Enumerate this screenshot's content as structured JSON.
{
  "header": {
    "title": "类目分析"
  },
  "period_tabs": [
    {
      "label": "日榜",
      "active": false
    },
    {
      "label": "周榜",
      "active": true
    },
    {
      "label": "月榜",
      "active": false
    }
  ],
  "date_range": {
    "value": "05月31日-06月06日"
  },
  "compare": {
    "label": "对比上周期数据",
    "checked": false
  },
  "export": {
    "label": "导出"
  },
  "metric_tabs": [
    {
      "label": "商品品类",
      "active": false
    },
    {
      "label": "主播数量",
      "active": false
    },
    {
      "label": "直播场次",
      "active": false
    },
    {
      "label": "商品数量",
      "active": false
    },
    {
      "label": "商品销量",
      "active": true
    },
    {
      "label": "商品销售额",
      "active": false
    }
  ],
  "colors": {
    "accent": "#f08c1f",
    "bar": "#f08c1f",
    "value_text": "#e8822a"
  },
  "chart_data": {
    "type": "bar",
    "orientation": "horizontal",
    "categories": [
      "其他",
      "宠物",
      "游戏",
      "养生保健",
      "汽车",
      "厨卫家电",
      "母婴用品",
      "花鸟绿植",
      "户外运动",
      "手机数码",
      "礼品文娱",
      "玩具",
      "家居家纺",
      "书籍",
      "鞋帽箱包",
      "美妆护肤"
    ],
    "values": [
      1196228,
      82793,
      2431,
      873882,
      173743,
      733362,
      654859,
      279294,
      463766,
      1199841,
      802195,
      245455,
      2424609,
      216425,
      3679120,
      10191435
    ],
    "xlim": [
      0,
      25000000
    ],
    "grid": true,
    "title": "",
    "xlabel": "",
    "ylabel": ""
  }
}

□ □ □ □

INSTRUCTION:
Go through the entries and repeat each one exactly.

WRITTEN SOLUTION:
Enumerate this screenshot's content as structured JSON.
{
  "header": {
    "title": "类目分析"
  },
  "period_tabs": [
    {
      "label": "日榜",
      "active": false
    },
    {
      "label": "周榜",
      "active": true
    },
    {
      "label": "月榜",
      "active": false
    }
  ],
  "date_range": {
    "value": "05月31日-06月06日"
  },
  "compare": {
    "label": "对比上周期数据",
    "checked": false
  },
  "export": {
    "label": "导出"
  },
  "metric_tabs": [
    {
      "label": "商品品类",
      "active": false
    },
    {
      "label": "主播数量",
      "active": false
    },
    {
      "label": "直播场次",
      "active": false
    },
    {
      "label": "商品数量",
      "active": false
    },
    {
      "label": "商品销量",
      "active": true
    },
    {
      "label": "商品销售额",
      "active": false
    }
  ],
  "colors": {
    "accent": "#f08c1f",
    "bar": "#f08c1f",
    "value_text": "#e8822a"
  },
  "chart_data": {
    "type": "bar",
    "orientation": "horizontal",
    "categories": [
      "其他",
      "宠物",
      "游戏",
      "养生保健",
      "汽车",
      "厨卫家电",
      "母婴用品",
      "花鸟绿植",
      "户外运动",
      "手机数码",
      "礼品文娱",
      "玩具",
      "家居家纺",
      "书籍",
      "鞋帽箱包",
      "美妆护肤"
    ],
    "values": [
      1196228,
      82793,
      2431,
      873882,
      173743,
      733362,
      654859,
      279294,
      463766,
      1199841,
      802195,
      245455,
      2424609,
      216425,
      3679120,
      10191435
    ],
    "xlim": [
      0,
      25000000
    ],
    "grid": true,
    "title": "",
    "xlabel": "",
    "ylabel": ""
  }
}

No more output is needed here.